Look through the material below. Copy each line that contains the string "peel".

-- BEGIN --

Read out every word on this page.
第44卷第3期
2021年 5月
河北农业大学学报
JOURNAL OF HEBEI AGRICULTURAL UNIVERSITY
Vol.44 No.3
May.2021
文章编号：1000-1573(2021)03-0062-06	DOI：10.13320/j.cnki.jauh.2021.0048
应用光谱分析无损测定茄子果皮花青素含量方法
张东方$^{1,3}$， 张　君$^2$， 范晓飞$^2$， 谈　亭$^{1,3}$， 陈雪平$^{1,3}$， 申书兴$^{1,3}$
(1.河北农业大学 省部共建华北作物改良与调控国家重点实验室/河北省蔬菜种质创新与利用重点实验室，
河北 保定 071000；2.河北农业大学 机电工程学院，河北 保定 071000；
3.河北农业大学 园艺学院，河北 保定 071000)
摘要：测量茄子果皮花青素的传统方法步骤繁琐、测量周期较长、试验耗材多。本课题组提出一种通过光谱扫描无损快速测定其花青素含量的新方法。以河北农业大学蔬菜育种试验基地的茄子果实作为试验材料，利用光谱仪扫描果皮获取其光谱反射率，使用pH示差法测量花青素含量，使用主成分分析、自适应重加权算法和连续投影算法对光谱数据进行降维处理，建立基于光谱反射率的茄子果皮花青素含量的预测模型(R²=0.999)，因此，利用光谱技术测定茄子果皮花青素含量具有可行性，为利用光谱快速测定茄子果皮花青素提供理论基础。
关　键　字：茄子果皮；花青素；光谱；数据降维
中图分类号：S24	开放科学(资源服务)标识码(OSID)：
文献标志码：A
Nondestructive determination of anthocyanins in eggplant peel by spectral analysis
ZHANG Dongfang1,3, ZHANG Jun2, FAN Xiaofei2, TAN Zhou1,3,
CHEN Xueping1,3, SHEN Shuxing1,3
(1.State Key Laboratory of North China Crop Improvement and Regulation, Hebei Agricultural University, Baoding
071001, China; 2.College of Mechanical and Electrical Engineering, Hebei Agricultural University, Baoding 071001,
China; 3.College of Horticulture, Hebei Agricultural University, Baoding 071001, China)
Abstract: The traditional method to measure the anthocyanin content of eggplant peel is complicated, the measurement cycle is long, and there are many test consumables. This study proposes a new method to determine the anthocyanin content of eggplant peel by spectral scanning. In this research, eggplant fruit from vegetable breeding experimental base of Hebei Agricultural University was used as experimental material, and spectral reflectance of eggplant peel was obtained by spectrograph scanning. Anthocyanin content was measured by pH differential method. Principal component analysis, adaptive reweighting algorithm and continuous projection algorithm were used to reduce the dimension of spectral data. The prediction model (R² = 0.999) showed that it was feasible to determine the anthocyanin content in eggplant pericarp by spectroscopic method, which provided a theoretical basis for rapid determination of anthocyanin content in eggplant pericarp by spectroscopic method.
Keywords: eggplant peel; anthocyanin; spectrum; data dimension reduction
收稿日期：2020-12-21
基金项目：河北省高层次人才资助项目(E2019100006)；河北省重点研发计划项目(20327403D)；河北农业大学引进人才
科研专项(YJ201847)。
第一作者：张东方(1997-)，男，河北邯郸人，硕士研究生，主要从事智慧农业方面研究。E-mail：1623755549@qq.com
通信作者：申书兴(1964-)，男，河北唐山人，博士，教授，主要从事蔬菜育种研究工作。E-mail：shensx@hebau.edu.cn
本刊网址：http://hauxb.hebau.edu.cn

-- END --

Exercise answer:
Nondestructive determination of anthocyanins in eggplant peel by spectral analysis
Abstract: The traditional method to measure the anthocyanin content of eggplant peel is complicated, the measurement cycle is long, and there are many test consumables. This study proposes a new method to determine the anthocyanin content of eggplant peel by spectral scanning. In this research, eggplant fruit from vegetable breeding experimental base of Hebei Agricultural University was used as experimental material, and spectral reflectance of eggplant peel was obtained by spectrograph scanning. Anthocyanin content was measured by pH differential method. Principal component analysis, adaptive reweighting algorithm and continuous projection algorithm were used to reduce the dimension of spectral data. The prediction model (R² = 0.999) showed that it was feasible to determine the anthocyanin content in eggplant pericarp by spectroscopic method, which provided a theoretical basis for rapid determination of anthocyanin content in eggplant pericarp by spectroscopic method.
Keywords: eggplant peel; anthocyanin; spectrum; data dimension reduction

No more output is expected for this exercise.